• **What you are asked to do**: Gather up every line from the entries below that uses the word "this".

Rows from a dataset
---

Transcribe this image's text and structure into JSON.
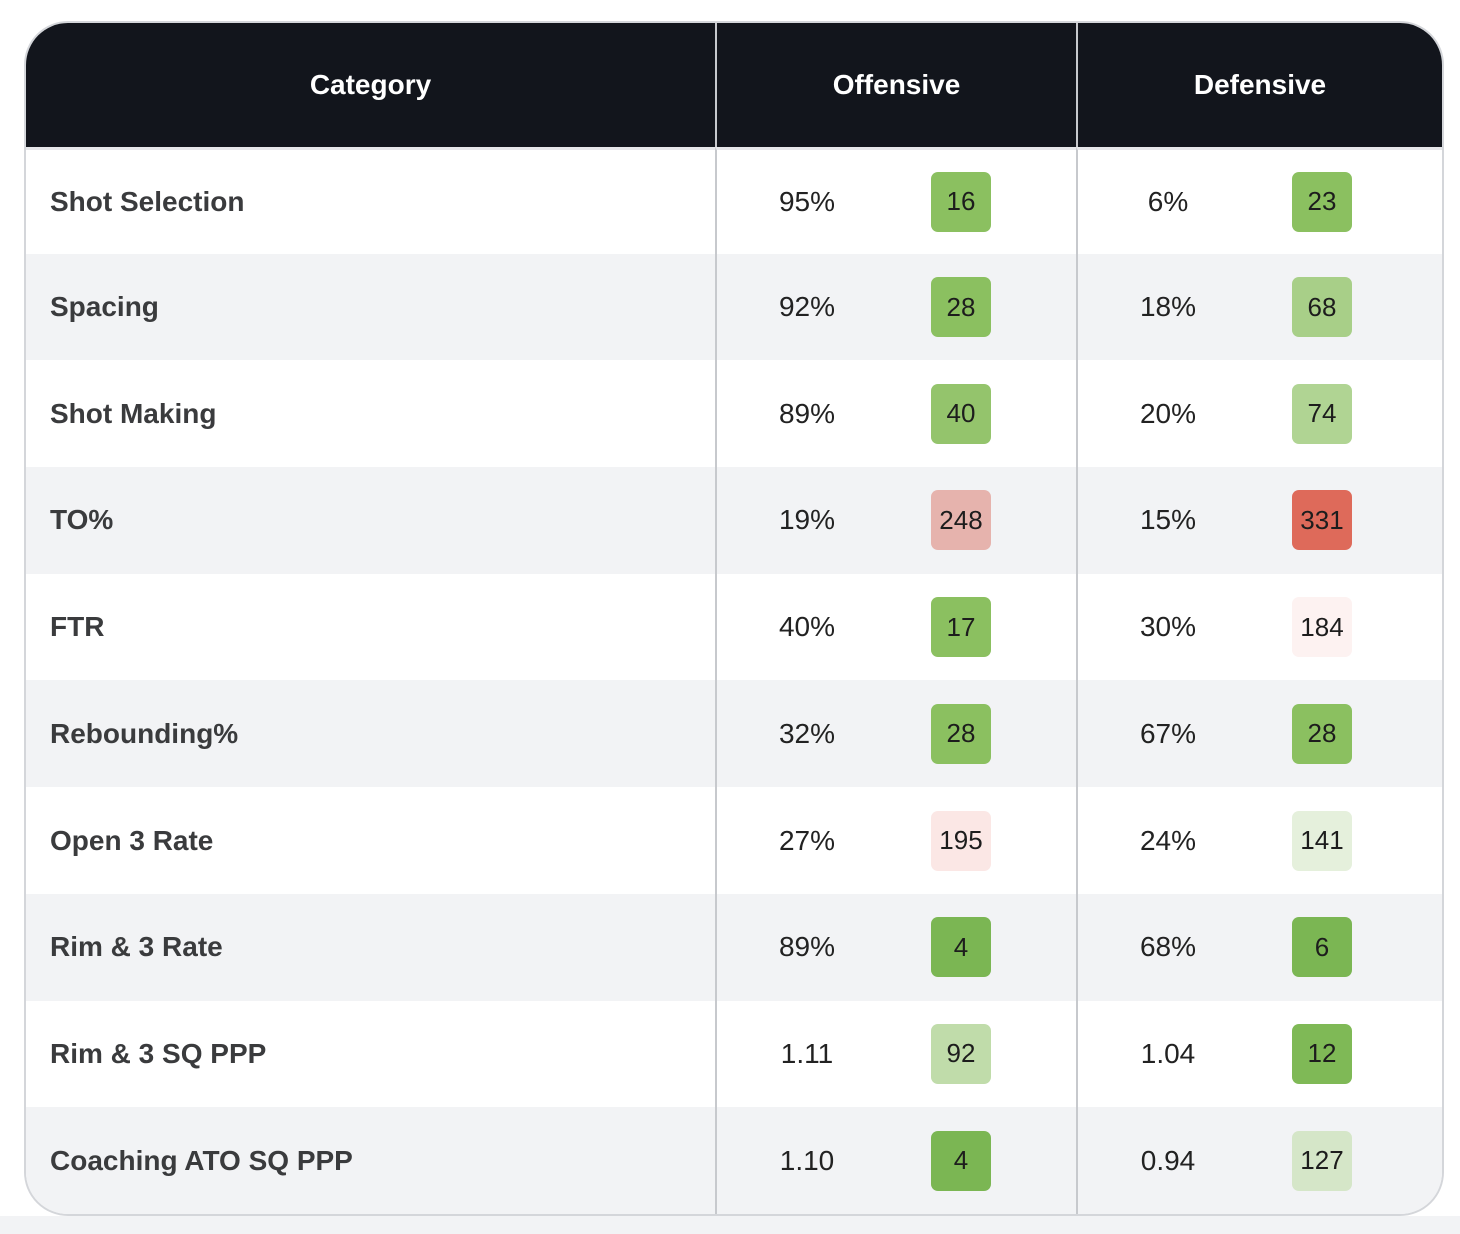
{
  "headers": {
    "category": "Category",
    "offensive": "Offensive",
    "defensive": "Defensive"
  },
  "rows": [
    {
      "category": "Shot Selection",
      "off_value": "95%",
      "off_rank": "16",
      "off_color": "#8bc060",
      "def_value": "6%",
      "def_rank": "23",
      "def_color": "#8bc060"
    },
    {
      "category": "Spacing",
      "off_value": "92%",
      "off_rank": "28",
      "off_color": "#8bc060",
      "def_value": "18%",
      "def_rank": "68",
      "def_color": "#a8cf88"
    },
    {
      "category": "Shot Making",
      "off_value": "89%",
      "off_rank": "40",
      "off_color": "#94c46c",
      "def_value": "20%",
      "def_rank": "74",
      "def_color": "#b0d493"
    },
    {
      "category": "TO%",
      "off_value": "19%",
      "off_rank": "248",
      "off_color": "#e6b3ad",
      "def_value": "15%",
      "def_rank": "331",
      "def_color": "#de6a5a"
    },
    {
      "category": "FTR",
      "off_value": "40%",
      "off_rank": "17",
      "off_color": "#8bc060",
      "def_value": "30%",
      "def_rank": "184",
      "def_color": "#fdf2f1"
    },
    {
      "category": "Rebounding%",
      "off_value": "32%",
      "off_rank": "28",
      "off_color": "#8bc060",
      "def_value": "67%",
      "def_rank": "28",
      "def_color": "#8bc060"
    },
    {
      "category": "Open 3 Rate",
      "off_value": "27%",
      "off_rank": "195",
      "off_color": "#fbe7e5",
      "def_value": "24%",
      "def_rank": "141",
      "def_color": "#e5f0dc"
    },
    {
      "category": "Rim & 3 Rate",
      "off_value": "89%",
      "off_rank": "4",
      "off_color": "#7bb653",
      "def_value": "68%",
      "def_rank": "6",
      "def_color": "#7bb653"
    },
    {
      "category": "Rim & 3 SQ PPP",
      "off_value": "1.11",
      "off_rank": "92",
      "off_color": "#c0dcaa",
      "def_value": "1.04",
      "def_rank": "12",
      "def_color": "#7fb956"
    },
    {
      "category": "Coaching ATO SQ PPP",
      "off_value": "1.10",
      "off_rank": "4",
      "off_color": "#7bb653",
      "def_value": "0.94",
      "def_rank": "127",
      "def_color": "#d5e6c8"
    }
  ]
}
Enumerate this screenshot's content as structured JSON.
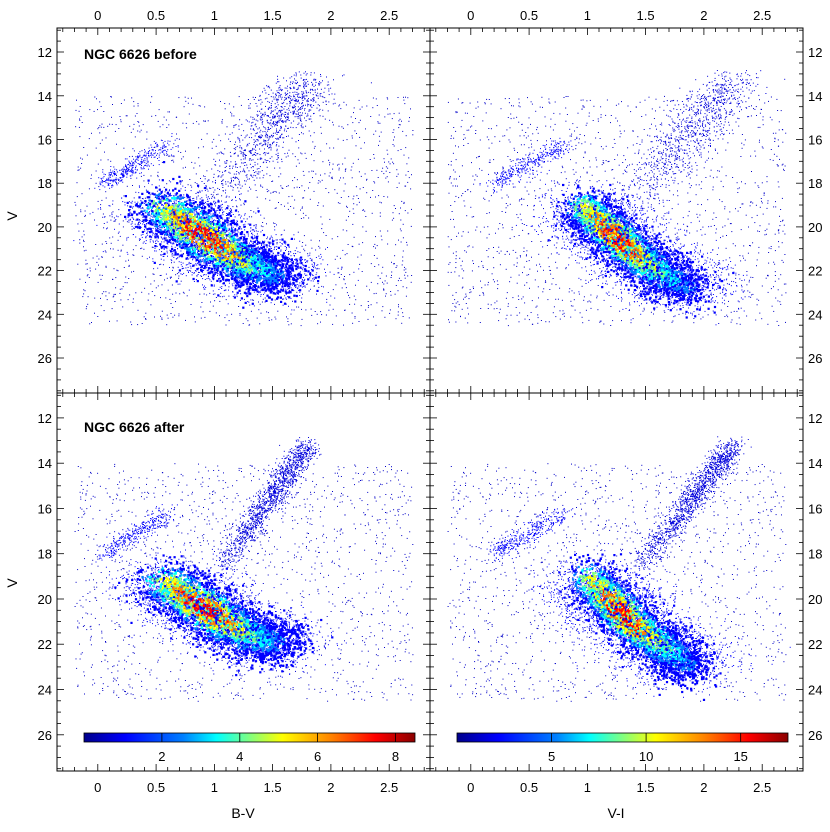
{
  "chart_data": {
    "type": "heatmap",
    "shared": {
      "ylabel": "V",
      "yticks": [
        12,
        14,
        16,
        18,
        20,
        22,
        24,
        26
      ],
      "ylim": [
        27.6,
        10.9
      ],
      "xlim": [
        -0.35,
        2.85
      ],
      "xticks": [
        "0",
        "0.5",
        "1",
        "1.5",
        "2",
        "2.5"
      ]
    },
    "panels": [
      {
        "id": "bv_before",
        "label": "NGC 6626 before",
        "x_axis": "B-V",
        "density_ridge": [
          [
            0.55,
            19.0
          ],
          [
            0.8,
            20.0
          ],
          [
            1.05,
            21.0
          ],
          [
            1.3,
            21.8
          ],
          [
            1.55,
            22.3
          ]
        ]
      },
      {
        "id": "vi_before",
        "label": "",
        "x_axis": "V-I",
        "density_ridge": [
          [
            0.95,
            19.0
          ],
          [
            1.15,
            20.0
          ],
          [
            1.35,
            21.0
          ],
          [
            1.6,
            22.0
          ],
          [
            1.9,
            22.9
          ]
        ]
      },
      {
        "id": "bv_after",
        "label": "NGC 6626 after",
        "x_axis": "B-V",
        "density_ridge": [
          [
            0.55,
            19.1
          ],
          [
            0.8,
            20.0
          ],
          [
            1.05,
            20.9
          ],
          [
            1.3,
            21.6
          ],
          [
            1.55,
            22.0
          ]
        ]
      },
      {
        "id": "vi_after",
        "label": "",
        "x_axis": "V-I",
        "density_ridge": [
          [
            1.0,
            19.0
          ],
          [
            1.2,
            20.1
          ],
          [
            1.4,
            21.2
          ],
          [
            1.65,
            22.1
          ],
          [
            1.9,
            23.0
          ]
        ]
      }
    ],
    "colorbars": [
      {
        "panel": "bv_after",
        "range": [
          0,
          8.5
        ],
        "ticks": [
          "2",
          "4",
          "6",
          "8"
        ]
      },
      {
        "panel": "vi_after",
        "range": [
          0,
          17.5
        ],
        "ticks": [
          "5",
          "10",
          "15"
        ]
      }
    ],
    "colormap": [
      "#00008b",
      "#0000ff",
      "#0080ff",
      "#00ffff",
      "#80ff80",
      "#ffff00",
      "#ff8000",
      "#ff0000",
      "#8b0000"
    ]
  }
}
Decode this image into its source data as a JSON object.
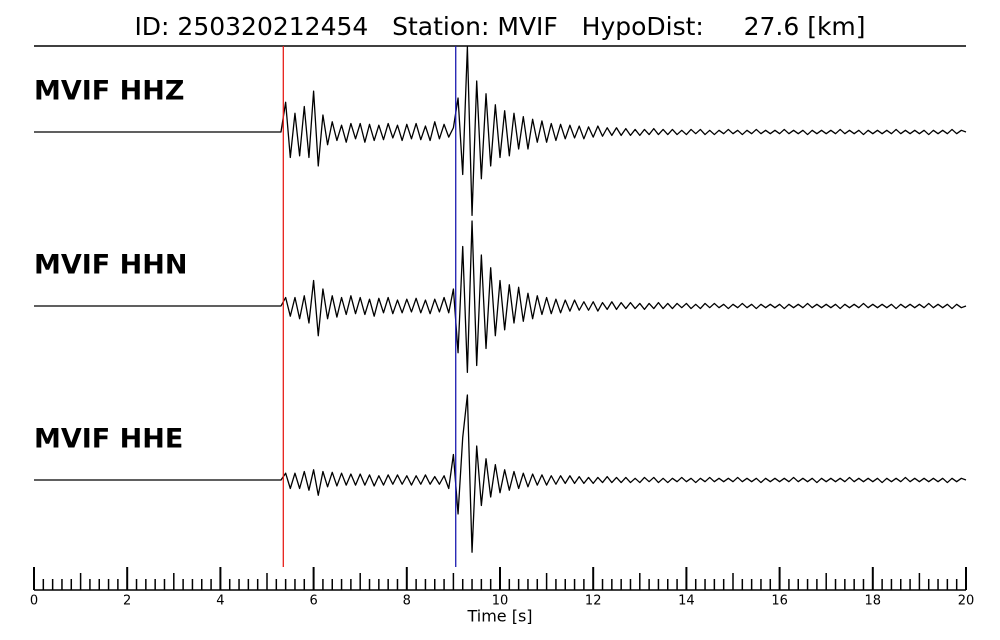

---

• **Task answer**:
Transcribe this image's text and structure into JSON.
Enumerate this screenshot's content as structured JSON.
Decode this image into its source data as a JSON object.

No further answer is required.